Problem requirements - Where a line in the listing below contains the word "image", copy that line.

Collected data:
━━━

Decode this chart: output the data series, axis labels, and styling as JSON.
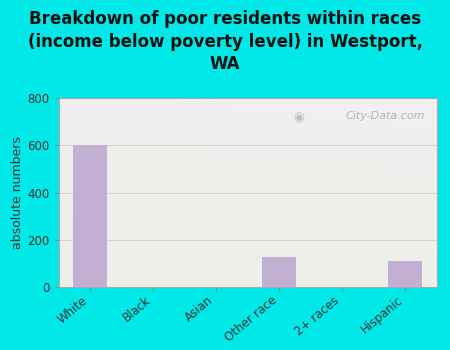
{
  "title": "Breakdown of poor residents within races\n(income below poverty level) in Westport,\nWA",
  "categories": [
    "White",
    "Black",
    "Asian",
    "Other race",
    "2+ races",
    "Hispanic"
  ],
  "values": [
    603,
    0,
    0,
    125,
    0,
    110
  ],
  "bar_color": "#c4afd4",
  "ylabel": "absolute numbers",
  "ylim": [
    0,
    800
  ],
  "yticks": [
    0,
    200,
    400,
    600,
    800
  ],
  "background_color": "#00e8e8",
  "plot_bg_top_right": "#f0f0f0",
  "plot_bg_bottom_left": "#e8f2d8",
  "watermark": "City-Data.com",
  "title_fontsize": 12,
  "ylabel_fontsize": 9,
  "tick_fontsize": 8.5
}
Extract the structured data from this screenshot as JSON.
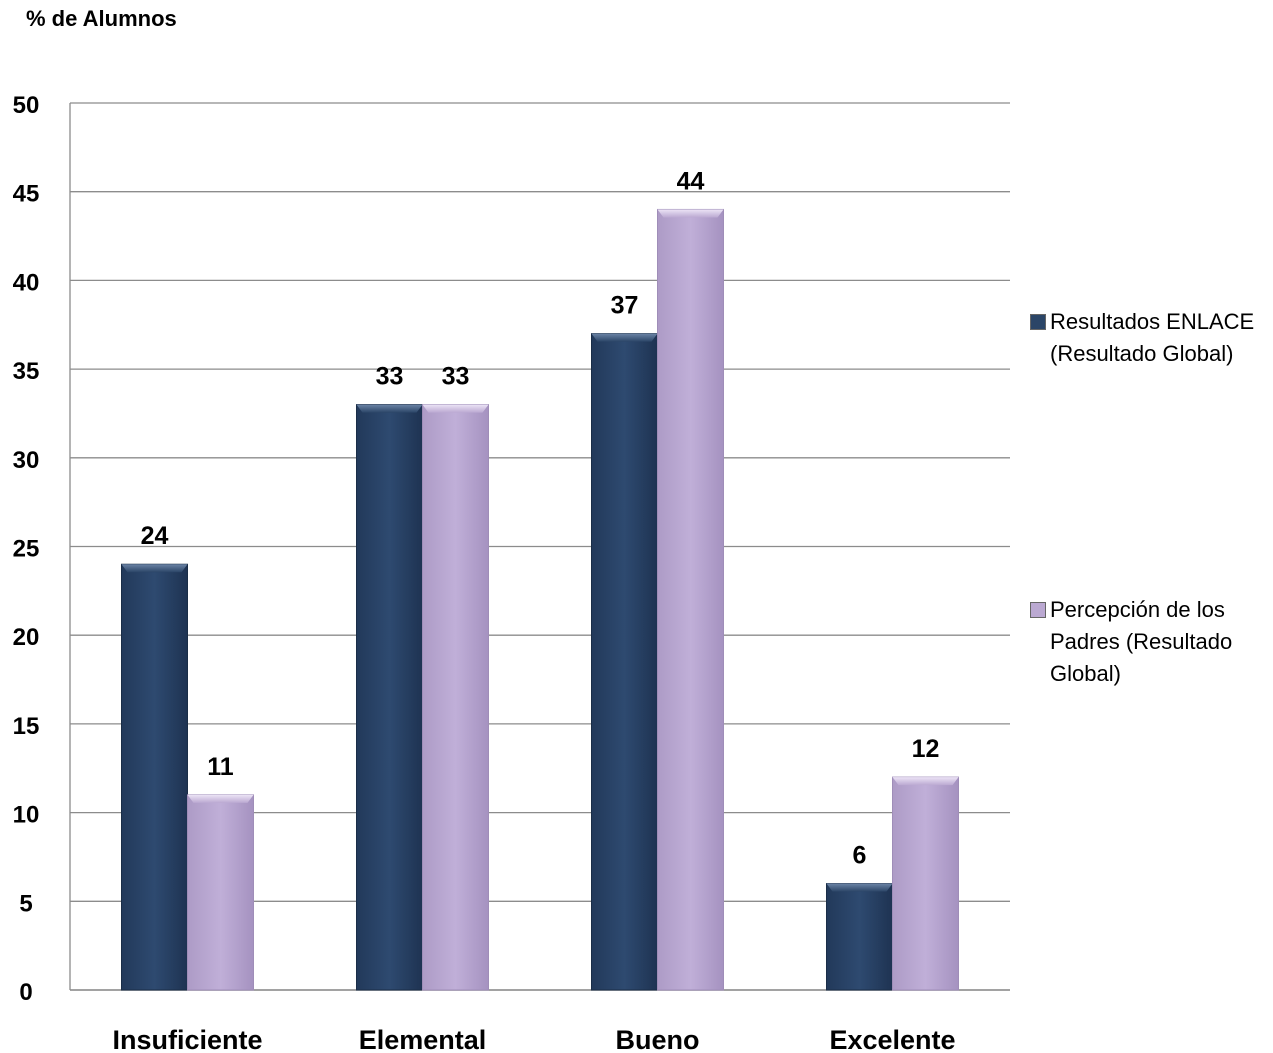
{
  "chart_data": {
    "type": "bar",
    "ylabel": "% de Alumnos",
    "categories": [
      "Insuficiente",
      "Elemental",
      "Bueno",
      "Excelente"
    ],
    "series": [
      {
        "name": "Resultados ENLACE (Resultado Global)",
        "values": [
          24,
          33,
          37,
          6
        ],
        "color": "#2b4567"
      },
      {
        "name": "Percepción de los Padres (Resultado Global)",
        "values": [
          11,
          33,
          44,
          12
        ],
        "color": "#bba9d2"
      }
    ],
    "ylim": [
      0,
      50
    ],
    "yticks": [
      0,
      5,
      10,
      15,
      20,
      25,
      30,
      35,
      40,
      45,
      50
    ],
    "grid": true,
    "legend_position": "right",
    "data_labels": true
  }
}
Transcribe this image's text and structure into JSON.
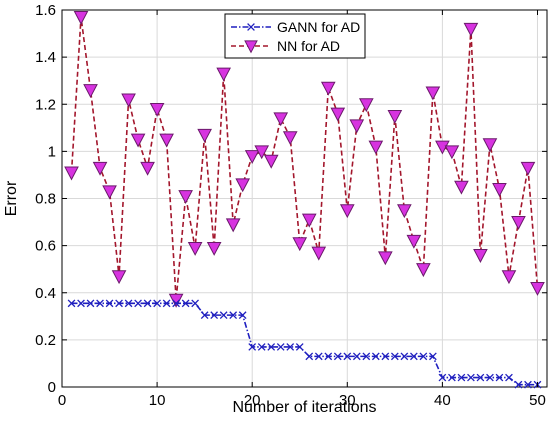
{
  "chart_data": {
    "type": "line",
    "xlabel": "Number of iterations",
    "ylabel": "Error",
    "xlim": [
      0,
      51
    ],
    "ylim": [
      0,
      1.6
    ],
    "xticks": [
      0,
      10,
      20,
      30,
      40,
      50
    ],
    "yticks": [
      0,
      0.2,
      0.4,
      0.6,
      0.8,
      1,
      1.2,
      1.4,
      1.6
    ],
    "xtick_labels": [
      "0",
      "10",
      "20",
      "30",
      "40",
      "50"
    ],
    "ytick_labels": [
      "0",
      "0.2",
      "0.4",
      "0.6",
      "0.8",
      "1",
      "1.2",
      "1.4",
      "1.6"
    ],
    "grid": true,
    "legend_position": "top-center",
    "x": [
      1,
      2,
      3,
      4,
      5,
      6,
      7,
      8,
      9,
      10,
      11,
      12,
      13,
      14,
      15,
      16,
      17,
      18,
      19,
      20,
      21,
      22,
      23,
      24,
      25,
      26,
      27,
      28,
      29,
      30,
      31,
      32,
      33,
      34,
      35,
      36,
      37,
      38,
      39,
      40,
      41,
      42,
      43,
      44,
      45,
      46,
      47,
      48,
      49,
      50
    ],
    "series": [
      {
        "name": "GANN for AD",
        "color": "#1f1fbf",
        "line_style": "dash-dot",
        "marker": "x",
        "values": [
          0.355,
          0.355,
          0.355,
          0.355,
          0.355,
          0.355,
          0.355,
          0.355,
          0.355,
          0.355,
          0.355,
          0.355,
          0.355,
          0.355,
          0.305,
          0.305,
          0.305,
          0.305,
          0.305,
          0.17,
          0.17,
          0.17,
          0.17,
          0.17,
          0.17,
          0.13,
          0.13,
          0.13,
          0.13,
          0.13,
          0.13,
          0.13,
          0.13,
          0.13,
          0.13,
          0.13,
          0.13,
          0.13,
          0.13,
          0.04,
          0.04,
          0.04,
          0.04,
          0.04,
          0.04,
          0.04,
          0.04,
          0.01,
          0.01,
          0.01
        ]
      },
      {
        "name": "NN for AD",
        "color": "#a3162c",
        "marker_color": "#d733e0",
        "line_style": "dashed",
        "marker": "triangle-down",
        "values": [
          0.91,
          1.57,
          1.26,
          0.93,
          0.83,
          0.47,
          1.22,
          1.05,
          0.93,
          1.18,
          1.05,
          0.37,
          0.81,
          0.59,
          1.07,
          0.59,
          1.33,
          0.69,
          0.86,
          0.98,
          1.0,
          0.96,
          1.14,
          1.06,
          0.61,
          0.71,
          0.57,
          1.27,
          1.16,
          0.75,
          1.11,
          1.2,
          1.02,
          0.55,
          1.15,
          0.75,
          0.62,
          0.5,
          1.25,
          1.02,
          1.0,
          0.85,
          1.52,
          0.56,
          1.03,
          0.84,
          0.47,
          0.7,
          0.93,
          0.42
        ]
      }
    ]
  }
}
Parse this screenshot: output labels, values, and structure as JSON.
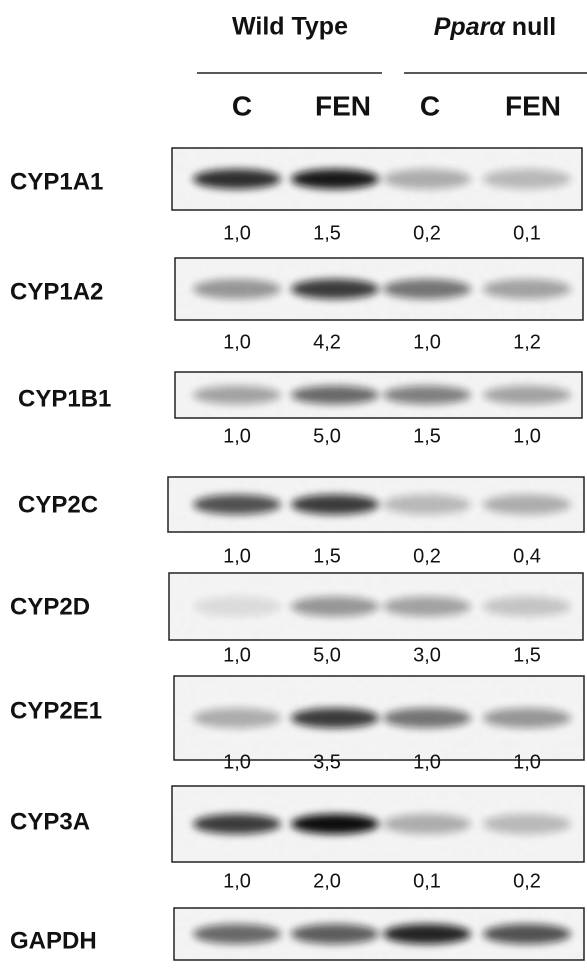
{
  "header": {
    "groups": [
      {
        "text": "Wild Type"
      },
      {
        "italic": "Pparα",
        "text": "null"
      }
    ],
    "lanes": [
      "C",
      "FEN",
      "C",
      "FEN"
    ]
  },
  "rows": [
    {
      "label": "CYP1A1",
      "values": [
        "1,0",
        "1,5",
        "0,2",
        "0,1"
      ]
    },
    {
      "label": "CYP1A2",
      "values": [
        "1,0",
        "4,2",
        "1,0",
        "1,2"
      ]
    },
    {
      "label": "CYP1B1",
      "values": [
        "1,0",
        "5,0",
        "1,5",
        "1,0"
      ]
    },
    {
      "label": "CYP2C",
      "values": [
        "1,0",
        "1,5",
        "0,2",
        "0,4"
      ]
    },
    {
      "label": "CYP2D",
      "values": [
        "1,0",
        "5,0",
        "3,0",
        "1,5"
      ]
    },
    {
      "label": "CYP2E1",
      "values": [
        "1,0",
        "3,5",
        "1,0",
        "1,0"
      ]
    },
    {
      "label": "CYP3A",
      "values": [
        "1,0",
        "2,0",
        "0,1",
        "0,2"
      ]
    },
    {
      "label": "GAPDH"
    }
  ]
}
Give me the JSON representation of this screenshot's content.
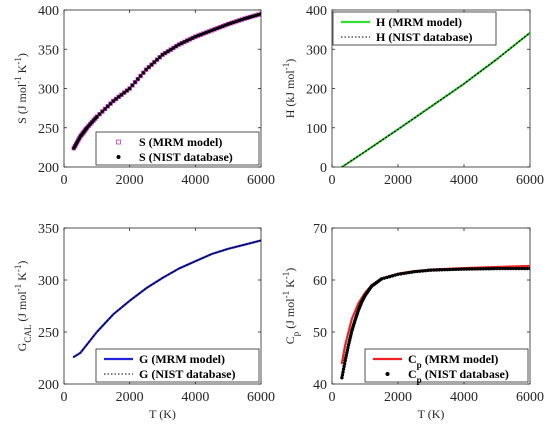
{
  "chart_data": [
    {
      "type": "scatter",
      "xlabel": "",
      "ylabel": "S (J mol^-1 K^-1)",
      "xlim": [
        0,
        6000
      ],
      "ylim": [
        200,
        400
      ],
      "xticks": [
        0,
        2000,
        4000,
        6000
      ],
      "yticks": [
        200,
        250,
        300,
        350,
        400
      ],
      "legend_position": "bottom-right",
      "series": [
        {
          "name": "S (MRM model)",
          "style": "open-square",
          "color": "#cc33cc",
          "x": [
            300,
            500,
            700,
            1000,
            1500,
            2000,
            2500,
            3000,
            3500,
            4000,
            4500,
            5000,
            5500,
            6000
          ],
          "y": [
            224,
            239,
            250,
            264,
            284,
            300,
            324,
            343,
            356,
            366,
            374,
            382,
            389,
            395
          ]
        },
        {
          "name": "S (NIST database)",
          "style": "dot",
          "color": "#000000",
          "x": [
            300,
            500,
            700,
            1000,
            1500,
            2000,
            2500,
            3000,
            3500,
            4000,
            4500,
            5000,
            5500,
            6000
          ],
          "y": [
            224,
            239,
            250,
            264,
            284,
            300,
            324,
            343,
            356,
            366,
            374,
            382,
            389,
            395
          ]
        }
      ]
    },
    {
      "type": "line",
      "xlabel": "",
      "ylabel": "H (kJ mol^-1)",
      "xlim": [
        0,
        6000
      ],
      "ylim": [
        0,
        400
      ],
      "xticks": [
        0,
        2000,
        4000,
        6000
      ],
      "yticks": [
        0,
        100,
        200,
        300,
        400
      ],
      "legend_position": "top-left",
      "series": [
        {
          "name": "H (MRM model)",
          "style": "solid",
          "color": "#33dd33",
          "x": [
            300,
            1000,
            2000,
            3000,
            4000,
            5000,
            6000
          ],
          "y": [
            0,
            39,
            96,
            154,
            212,
            275,
            342
          ]
        },
        {
          "name": "H (NIST database)",
          "style": "dotted",
          "color": "#000000",
          "x": [
            300,
            1000,
            2000,
            3000,
            4000,
            5000,
            6000
          ],
          "y": [
            0,
            39,
            96,
            154,
            212,
            275,
            342
          ]
        }
      ]
    },
    {
      "type": "line",
      "xlabel": "T (K)",
      "ylabel": "G_CAL (J mol^-1 K^-1)",
      "xlim": [
        0,
        6000
      ],
      "ylim": [
        200,
        350
      ],
      "xticks": [
        0,
        2000,
        4000,
        6000
      ],
      "yticks": [
        200,
        250,
        300,
        350
      ],
      "legend_position": "bottom-right",
      "series": [
        {
          "name": "G (MRM model)",
          "style": "solid",
          "color": "#2222dd",
          "x": [
            300,
            500,
            1000,
            1500,
            2000,
            2500,
            3000,
            3500,
            4000,
            4500,
            5000,
            5500,
            6000
          ],
          "y": [
            226,
            230,
            250,
            267,
            280,
            292,
            302,
            311,
            318,
            325,
            330,
            334,
            338
          ]
        },
        {
          "name": "G (NIST database)",
          "style": "dotted",
          "color": "#000000",
          "x": [
            300,
            500,
            1000,
            1500,
            2000,
            2500,
            3000,
            3500,
            4000,
            4500,
            5000,
            5500,
            6000
          ],
          "y": [
            226,
            230,
            250,
            267,
            280,
            292,
            302,
            311,
            318,
            325,
            330,
            334,
            338
          ]
        }
      ]
    },
    {
      "type": "line",
      "xlabel": "T (K)",
      "ylabel": "C_p (J mol^-1 K^-1)",
      "xlim": [
        0,
        6000
      ],
      "ylim": [
        40,
        70
      ],
      "xticks": [
        0,
        2000,
        4000,
        6000
      ],
      "yticks": [
        40,
        50,
        60,
        70
      ],
      "legend_position": "bottom-right",
      "series": [
        {
          "name": "C_p (MRM model)",
          "style": "solid",
          "color": "#ee2222",
          "x": [
            300,
            400,
            500,
            600,
            800,
            1000,
            1200,
            1500,
            2000,
            2500,
            3000,
            4000,
            5000,
            6000
          ],
          "y": [
            44.0,
            47.5,
            50.0,
            52.5,
            55.5,
            57.5,
            59.0,
            60.3,
            61.2,
            61.7,
            62.0,
            62.3,
            62.5,
            62.7
          ]
        },
        {
          "name": "C_p (NIST database)",
          "style": "dot",
          "color": "#000000",
          "x": [
            300,
            400,
            500,
            600,
            700,
            800,
            900,
            1000,
            1200,
            1500,
            2000,
            2500,
            3000,
            3500,
            4000,
            4500,
            5000,
            5500,
            6000
          ],
          "y": [
            41.2,
            44.5,
            47.5,
            50.2,
            52.3,
            54.2,
            55.8,
            57.0,
            58.8,
            60.2,
            61.1,
            61.6,
            61.9,
            62.0,
            62.1,
            62.15,
            62.2,
            62.2,
            62.2
          ]
        }
      ]
    }
  ]
}
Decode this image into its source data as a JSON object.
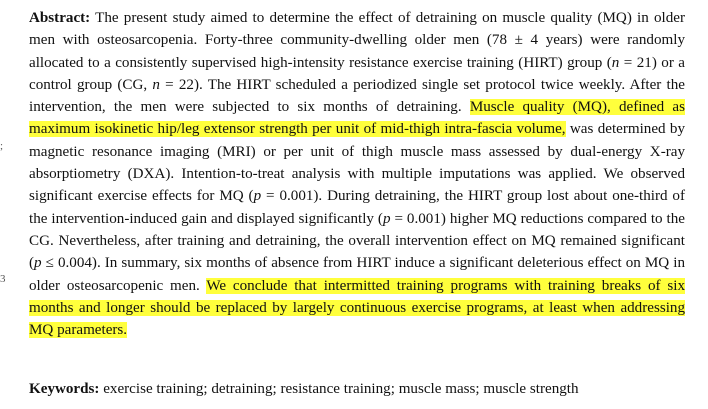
{
  "abstract": {
    "label": "Abstract:",
    "part1": " The present study aimed to determine the effect of detraining on muscle quality (MQ) in older men with osteosarcopenia. Forty-three community-dwelling older men (78 ± 4 years) were randomly allocated to a consistently supervised high-intensity resistance exercise training (HIRT) group (",
    "n1": "n",
    "part2": " = 21) or a control group (CG, ",
    "n2": "n",
    "part3": " = 22). The HIRT scheduled a periodized single set protocol twice weekly. After the intervention, the men were subjected to six months of detraining. ",
    "highlight1": "Muscle quality (MQ), defined as maximum isokinetic hip/leg extensor strength per unit of mid-thigh intra-fascia volume,",
    "part4": " was determined by magnetic resonance imaging (MRI) or per unit of thigh muscle mass assessed by dual-energy X-ray absorptiometry (DXA). Intention-to-treat analysis with multiple imputations was applied. We observed significant exercise effects for MQ (",
    "p1": "p",
    "part5": " = 0.001). During detraining, the HIRT group lost about one-third of the intervention-induced gain and displayed significantly (",
    "p2": "p",
    "part6": " = 0.001) higher MQ reductions compared to the CG. Nevertheless, after training and detraining, the overall intervention effect on MQ remained significant (",
    "p3": "p",
    "part7": " ≤ 0.004). In summary, six months of absence from HIRT induce a significant deleterious effect on MQ in older osteosarcopenic men. ",
    "highlight2": "We conclude that intermitted training programs with training breaks of six months and longer should be replaced by largely continuous exercise programs, at least when addressing MQ parameters."
  },
  "keywords": {
    "label": "Keywords:",
    "text": " exercise training; detraining; resistance training; muscle mass; muscle strength"
  },
  "margin_marks": {
    "mark1": ";",
    "mark2": "3"
  },
  "colors": {
    "highlight": "#ffff3c",
    "text": "#111111"
  }
}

━━━

Correct response -
Transcribe this image's text and structure into JSON.
Decode this image into its source data as a JSON object.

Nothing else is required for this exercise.